:: TEXT EXTRACT ::
+---+

Deficit understandings also relate to labour market productivity demands, which constitute the specific expectations of a productive and efficient labourer who is ready to work. Conversely, ability understandings imply that skills and competencies leading to paid work constitute valuable elements of employability. Additionally, disability can, on its own, be perceived as a valued human resource, such as in businesses organising user-led personal assistance. If deficit understandings are too dominant, skills and competencies may be less visible.
If ability understandings are too dominant, awareness of challenges and the facilitation of adjustments in the environment could be reduced. The research question in this thesis is underpinned by the observation of a tension between disability in terms of deficit and ability understandings. I explore this tension through an interview-based study: How does the tension between disability as a deficit and as an ability play out for two actors contributing to work inclusion for disabled people: frontline workers implementing work inclusion policies and social entrepreneurs prioritising the hiring of disabled people?
In article 1, the tension between deficit and ability understandings of disability plays out as the entrepreneurs strive to move beyond a deficit understanding. They strive to exceed the deficit understanding by pointing at the labour and welfare services as having othering effects and thus creating a divide between those who receive such services and those who do not receive them. Entrepreneurs use this problematization to promote alternative collective understandings of disability.
In article 2, I explore frontline workers’ narrative practices in an institutional use of stories, which the workers conceptualise as success stories about work inclusion. The success stories are interpreted as a strategic effort that balances the tension between deficit understandings and ability understandings. The stories exist in an ambiguous borderland between an acknowledgment of disabled people as contributing citizens on the one hand, and subtle tendencies to overvalue motivation and achievement that can be exclusionary for those who do not try hard enough on the other hand. The article introduces the term ableist paradox to capture the way the frontline workers’ stories demonstrate paradoxical understandings.

+---+

:: DATA LINES ::
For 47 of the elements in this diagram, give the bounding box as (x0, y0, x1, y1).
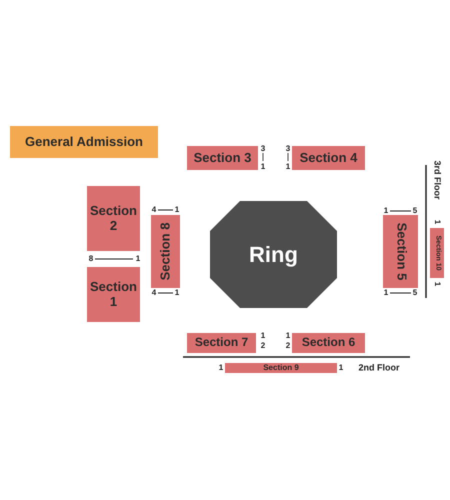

+---+

:: AIM ::
Transcribe the passage on disability and work inclusion from "Deficit understandings also" up to and including "be less visible.".

:: FULL OUTPUT ::
Deficit understandings also relate to labour market productivity demands, which constitute the specific expectations of a productive and efficient labourer who is ready to work. Conversely, ability understandings imply that skills and competencies leading to paid work constitute valuable elements of employability. Additionally, disability can, on its own, be perceived as a valued human resource, such as in businesses organising user-led personal assistance. If deficit understandings are too dominant, skills and competencies may be less visible.